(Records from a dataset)
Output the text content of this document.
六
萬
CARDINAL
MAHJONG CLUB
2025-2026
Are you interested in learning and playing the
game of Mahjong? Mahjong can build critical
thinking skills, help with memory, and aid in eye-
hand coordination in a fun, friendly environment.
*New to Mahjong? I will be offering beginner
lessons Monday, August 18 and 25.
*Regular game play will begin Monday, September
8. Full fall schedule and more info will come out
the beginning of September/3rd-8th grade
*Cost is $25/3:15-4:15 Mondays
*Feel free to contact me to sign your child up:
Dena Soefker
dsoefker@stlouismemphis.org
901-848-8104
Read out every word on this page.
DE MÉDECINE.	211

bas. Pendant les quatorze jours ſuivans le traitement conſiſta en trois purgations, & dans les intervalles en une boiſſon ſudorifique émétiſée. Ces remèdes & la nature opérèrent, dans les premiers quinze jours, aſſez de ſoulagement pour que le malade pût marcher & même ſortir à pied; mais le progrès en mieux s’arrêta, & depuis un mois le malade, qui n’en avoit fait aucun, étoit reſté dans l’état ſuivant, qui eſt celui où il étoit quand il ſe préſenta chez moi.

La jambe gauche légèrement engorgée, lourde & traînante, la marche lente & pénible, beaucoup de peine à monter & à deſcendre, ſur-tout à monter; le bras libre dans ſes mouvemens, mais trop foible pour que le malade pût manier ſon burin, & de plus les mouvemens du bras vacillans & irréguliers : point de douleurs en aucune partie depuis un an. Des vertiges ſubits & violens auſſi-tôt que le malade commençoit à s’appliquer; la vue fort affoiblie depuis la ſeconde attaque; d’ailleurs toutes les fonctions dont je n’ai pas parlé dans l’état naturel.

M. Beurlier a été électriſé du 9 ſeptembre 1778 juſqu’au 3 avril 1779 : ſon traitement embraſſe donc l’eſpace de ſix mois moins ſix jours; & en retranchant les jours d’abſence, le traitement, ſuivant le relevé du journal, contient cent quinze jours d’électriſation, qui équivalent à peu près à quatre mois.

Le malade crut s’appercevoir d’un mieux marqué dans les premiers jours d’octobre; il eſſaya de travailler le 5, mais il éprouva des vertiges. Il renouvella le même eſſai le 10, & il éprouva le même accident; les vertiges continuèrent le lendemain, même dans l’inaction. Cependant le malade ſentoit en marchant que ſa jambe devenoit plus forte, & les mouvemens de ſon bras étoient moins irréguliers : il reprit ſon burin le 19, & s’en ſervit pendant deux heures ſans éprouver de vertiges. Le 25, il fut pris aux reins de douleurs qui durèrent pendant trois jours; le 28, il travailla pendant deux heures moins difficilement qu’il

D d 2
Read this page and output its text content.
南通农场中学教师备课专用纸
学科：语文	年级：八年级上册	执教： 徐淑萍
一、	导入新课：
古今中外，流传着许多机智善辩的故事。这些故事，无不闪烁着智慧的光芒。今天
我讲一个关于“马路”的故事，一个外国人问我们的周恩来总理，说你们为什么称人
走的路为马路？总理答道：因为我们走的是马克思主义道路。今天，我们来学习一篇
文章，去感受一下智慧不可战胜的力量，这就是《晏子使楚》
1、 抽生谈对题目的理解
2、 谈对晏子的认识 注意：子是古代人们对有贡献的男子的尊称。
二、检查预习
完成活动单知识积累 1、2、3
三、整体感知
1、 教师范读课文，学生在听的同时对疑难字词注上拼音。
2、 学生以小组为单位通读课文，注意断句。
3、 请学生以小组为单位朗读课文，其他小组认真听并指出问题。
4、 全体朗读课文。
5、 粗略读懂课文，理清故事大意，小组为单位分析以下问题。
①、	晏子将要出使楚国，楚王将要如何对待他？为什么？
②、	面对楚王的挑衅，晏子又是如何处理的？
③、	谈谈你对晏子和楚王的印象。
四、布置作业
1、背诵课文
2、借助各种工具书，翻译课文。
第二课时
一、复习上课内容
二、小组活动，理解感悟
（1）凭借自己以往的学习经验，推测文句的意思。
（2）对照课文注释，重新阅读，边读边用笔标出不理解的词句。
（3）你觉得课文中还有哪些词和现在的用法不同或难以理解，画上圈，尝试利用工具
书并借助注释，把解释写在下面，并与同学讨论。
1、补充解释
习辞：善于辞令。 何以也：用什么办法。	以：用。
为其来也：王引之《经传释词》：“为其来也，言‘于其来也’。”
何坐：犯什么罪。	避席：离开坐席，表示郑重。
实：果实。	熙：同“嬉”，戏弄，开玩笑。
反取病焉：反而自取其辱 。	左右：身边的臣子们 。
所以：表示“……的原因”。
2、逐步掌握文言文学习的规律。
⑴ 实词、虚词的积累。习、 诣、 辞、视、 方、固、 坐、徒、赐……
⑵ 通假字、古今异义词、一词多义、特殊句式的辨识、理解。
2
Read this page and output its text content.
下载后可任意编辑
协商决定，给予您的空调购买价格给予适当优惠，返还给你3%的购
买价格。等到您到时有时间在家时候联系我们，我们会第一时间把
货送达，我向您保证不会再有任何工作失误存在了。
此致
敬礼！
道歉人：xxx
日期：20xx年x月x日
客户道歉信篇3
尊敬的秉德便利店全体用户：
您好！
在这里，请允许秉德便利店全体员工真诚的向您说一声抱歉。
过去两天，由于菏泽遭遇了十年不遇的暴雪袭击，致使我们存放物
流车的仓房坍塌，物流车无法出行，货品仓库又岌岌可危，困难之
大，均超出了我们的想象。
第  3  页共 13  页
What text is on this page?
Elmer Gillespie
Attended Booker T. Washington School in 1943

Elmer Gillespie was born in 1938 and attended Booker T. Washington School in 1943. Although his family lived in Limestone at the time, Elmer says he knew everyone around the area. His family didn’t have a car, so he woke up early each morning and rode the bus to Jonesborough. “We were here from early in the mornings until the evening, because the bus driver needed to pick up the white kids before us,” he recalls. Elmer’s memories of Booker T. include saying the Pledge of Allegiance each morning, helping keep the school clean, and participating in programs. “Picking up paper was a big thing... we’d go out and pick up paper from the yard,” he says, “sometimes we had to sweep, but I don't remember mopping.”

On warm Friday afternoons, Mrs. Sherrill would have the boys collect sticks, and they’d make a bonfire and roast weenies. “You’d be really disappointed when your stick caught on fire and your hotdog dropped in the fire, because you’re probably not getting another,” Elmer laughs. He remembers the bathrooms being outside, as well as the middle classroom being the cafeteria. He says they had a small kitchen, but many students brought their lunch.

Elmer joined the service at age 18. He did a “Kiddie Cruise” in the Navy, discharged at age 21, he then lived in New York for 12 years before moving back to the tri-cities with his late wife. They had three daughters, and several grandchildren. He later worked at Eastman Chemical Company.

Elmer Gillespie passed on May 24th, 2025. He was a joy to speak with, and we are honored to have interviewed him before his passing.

* _PROBLEM_:
Every line above that contains the word "September" should be reported.

* _THE ANSWER_:
*Regular game play will begin Monday, September
the beginning of September/3rd-8th grade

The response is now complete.